## start Exercise material
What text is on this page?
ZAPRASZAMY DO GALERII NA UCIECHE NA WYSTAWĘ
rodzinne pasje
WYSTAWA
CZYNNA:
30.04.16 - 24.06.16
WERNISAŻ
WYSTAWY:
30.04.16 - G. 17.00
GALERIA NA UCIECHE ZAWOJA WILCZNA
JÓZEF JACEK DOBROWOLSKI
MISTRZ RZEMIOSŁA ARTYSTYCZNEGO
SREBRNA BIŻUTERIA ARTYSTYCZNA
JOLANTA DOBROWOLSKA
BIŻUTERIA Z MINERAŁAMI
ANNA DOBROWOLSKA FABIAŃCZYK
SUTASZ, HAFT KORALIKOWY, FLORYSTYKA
## end Exercise material
## To be done:
Quote the listing in full, please, keeping every line exact.

## Result for this task:
What text is on this page?
ZAPRASZAMY DO GALERII NA UCIECHE NA WYSTAWĘ
rodzinne pasje
WYSTAWA
CZYNNA:
30.04.16 - 24.06.16
WERNISAŻ
WYSTAWY:
30.04.16 - G. 17.00
GALERIA NA UCIECHE ZAWOJA WILCZNA
JÓZEF JACEK DOBROWOLSKI
MISTRZ RZEMIOSŁA ARTYSTYCZNEGO
SREBRNA BIŻUTERIA ARTYSTYCZNA
JOLANTA DOBROWOLSKA
BIŻUTERIA Z MINERAŁAMI
ANNA DOBROWOLSKA FABIAŃCZYK
SUTASZ, HAFT KORALIKOWY, FLORYSTYKA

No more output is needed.